== What the exercise asks ==
All of the records below should be output exactly.

== Excerpted data ==
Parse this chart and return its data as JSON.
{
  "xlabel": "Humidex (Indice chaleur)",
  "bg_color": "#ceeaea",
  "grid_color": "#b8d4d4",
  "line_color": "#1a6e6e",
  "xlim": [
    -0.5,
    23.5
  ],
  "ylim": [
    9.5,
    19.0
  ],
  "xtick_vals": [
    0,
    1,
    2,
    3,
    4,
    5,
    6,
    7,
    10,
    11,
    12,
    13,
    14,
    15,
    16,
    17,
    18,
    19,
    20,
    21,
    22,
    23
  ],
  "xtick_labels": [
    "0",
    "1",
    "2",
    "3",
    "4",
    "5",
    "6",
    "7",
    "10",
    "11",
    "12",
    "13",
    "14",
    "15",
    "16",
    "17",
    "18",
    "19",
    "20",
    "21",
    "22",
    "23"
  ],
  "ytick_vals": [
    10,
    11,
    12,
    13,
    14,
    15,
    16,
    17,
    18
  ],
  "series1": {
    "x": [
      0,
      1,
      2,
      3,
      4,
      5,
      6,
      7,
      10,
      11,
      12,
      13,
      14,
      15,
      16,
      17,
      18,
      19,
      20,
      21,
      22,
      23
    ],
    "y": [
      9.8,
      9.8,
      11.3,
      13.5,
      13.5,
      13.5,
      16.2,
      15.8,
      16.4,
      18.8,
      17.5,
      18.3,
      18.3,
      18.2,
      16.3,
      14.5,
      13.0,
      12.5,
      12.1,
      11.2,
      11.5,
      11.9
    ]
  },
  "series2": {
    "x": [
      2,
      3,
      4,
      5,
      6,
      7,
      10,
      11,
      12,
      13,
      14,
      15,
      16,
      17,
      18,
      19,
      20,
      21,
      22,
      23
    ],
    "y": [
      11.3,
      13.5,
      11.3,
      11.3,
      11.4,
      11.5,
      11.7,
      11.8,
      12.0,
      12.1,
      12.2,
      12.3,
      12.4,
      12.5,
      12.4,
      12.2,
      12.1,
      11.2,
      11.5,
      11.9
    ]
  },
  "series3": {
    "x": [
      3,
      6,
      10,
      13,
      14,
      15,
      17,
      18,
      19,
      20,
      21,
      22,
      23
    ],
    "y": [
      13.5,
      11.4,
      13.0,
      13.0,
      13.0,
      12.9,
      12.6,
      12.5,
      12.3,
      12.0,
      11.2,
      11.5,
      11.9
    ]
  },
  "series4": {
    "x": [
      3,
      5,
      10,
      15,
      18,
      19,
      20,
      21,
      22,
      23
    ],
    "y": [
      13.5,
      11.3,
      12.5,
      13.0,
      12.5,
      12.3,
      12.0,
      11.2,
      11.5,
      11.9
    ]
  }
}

== Answer to this problem ==
Parse this chart and return its data as JSON.
{
  "xlabel": "Humidex (Indice chaleur)",
  "bg_color": "#ceeaea",
  "grid_color": "#b8d4d4",
  "line_color": "#1a6e6e",
  "xlim": [
    -0.5,
    23.5
  ],
  "ylim": [
    9.5,
    19.0
  ],
  "xtick_vals": [
    0,
    1,
    2,
    3,
    4,
    5,
    6,
    7,
    10,
    11,
    12,
    13,
    14,
    15,
    16,
    17,
    18,
    19,
    20,
    21,
    22,
    23
  ],
  "xtick_labels": [
    "0",
    "1",
    "2",
    "3",
    "4",
    "5",
    "6",
    "7",
    "10",
    "11",
    "12",
    "13",
    "14",
    "15",
    "16",
    "17",
    "18",
    "19",
    "20",
    "21",
    "22",
    "23"
  ],
  "ytick_vals": [
    10,
    11,
    12,
    13,
    14,
    15,
    16,
    17,
    18
  ],
  "series1": {
    "x": [
      0,
      1,
      2,
      3,
      4,
      5,
      6,
      7,
      10,
      11,
      12,
      13,
      14,
      15,
      16,
      17,
      18,
      19,
      20,
      21,
      22,
      23
    ],
    "y": [
      9.8,
      9.8,
      11.3,
      13.5,
      13.5,
      13.5,
      16.2,
      15.8,
      16.4,
      18.8,
      17.5,
      18.3,
      18.3,
      18.2,
      16.3,
      14.5,
      13.0,
      12.5,
      12.1,
      11.2,
      11.5,
      11.9
    ]
  },
  "series2": {
    "x": [
      2,
      3,
      4,
      5,
      6,
      7,
      10,
      11,
      12,
      13,
      14,
      15,
      16,
      17,
      18,
      19,
      20,
      21,
      22,
      23
    ],
    "y": [
      11.3,
      13.5,
      11.3,
      11.3,
      11.4,
      11.5,
      11.7,
      11.8,
      12.0,
      12.1,
      12.2,
      12.3,
      12.4,
      12.5,
      12.4,
      12.2,
      12.1,
      11.2,
      11.5,
      11.9
    ]
  },
  "series3": {
    "x": [
      3,
      6,
      10,
      13,
      14,
      15,
      17,
      18,
      19,
      20,
      21,
      22,
      23
    ],
    "y": [
      13.5,
      11.4,
      13.0,
      13.0,
      13.0,
      12.9,
      12.6,
      12.5,
      12.3,
      12.0,
      11.2,
      11.5,
      11.9
    ]
  },
  "series4": {
    "x": [
      3,
      5,
      10,
      15,
      18,
      19,
      20,
      21,
      22,
      23
    ],
    "y": [
      13.5,
      11.3,
      12.5,
      13.0,
      12.5,
      12.3,
      12.0,
      11.2,
      11.5,
      11.9
    ]
  }
}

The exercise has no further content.